§ TEXT EXTRACT:
<<<<

You can't integrate circumferences to get a surface area for the same reason you can't integrate points to get a length. –  Qiaochu Yuan Jan 20 '11 at 3:31
    
Yuan: But the circumferences are multiplied by $dt$ –  G.P. Burdell Jan 20 '11 at 3:43

7 Answers 7

Democritus of Abdera, the ancient philosopher of Greece, reasoned over two thousand years ago, in verity there are only 'atoms and void'. He argued, "If a cut were made through a cone parallel to its base, how should we conceive of the two opposing surfaces which the cut has produced - as equal or as unequal? If they are unequal, that would imply (the lateral side of) a cone is composed of many breaks and protrusions like steps. On the other hand if they are equal, that would imply that two adjacent intersecting planes are equal, which would mean a right cone, being made up of equal rather than unequal circles, must have the same appearance as a cylinder; which is utterly absurd."

>>>>

§ WHAT IS REQUIRED: List every person named in the forum thread excerpt above.

§ SOURCE EXCERPT:
<<<<

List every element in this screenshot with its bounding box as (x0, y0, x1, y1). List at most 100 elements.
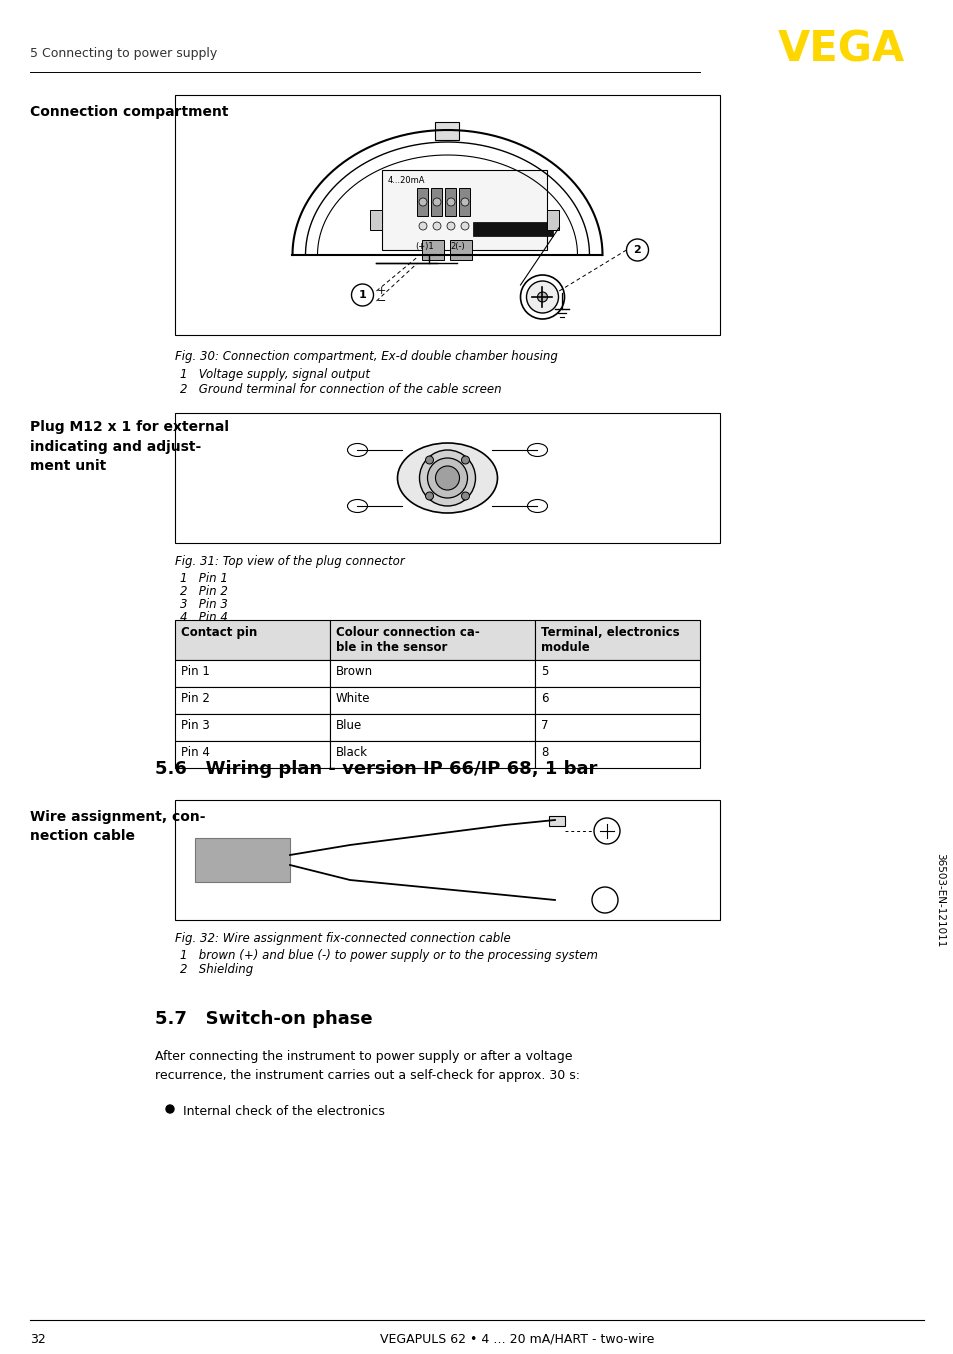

>>>>

§ FINAL RESULT:
Qiaochu Yuan
G.P. Burdell
Democritus of Abdera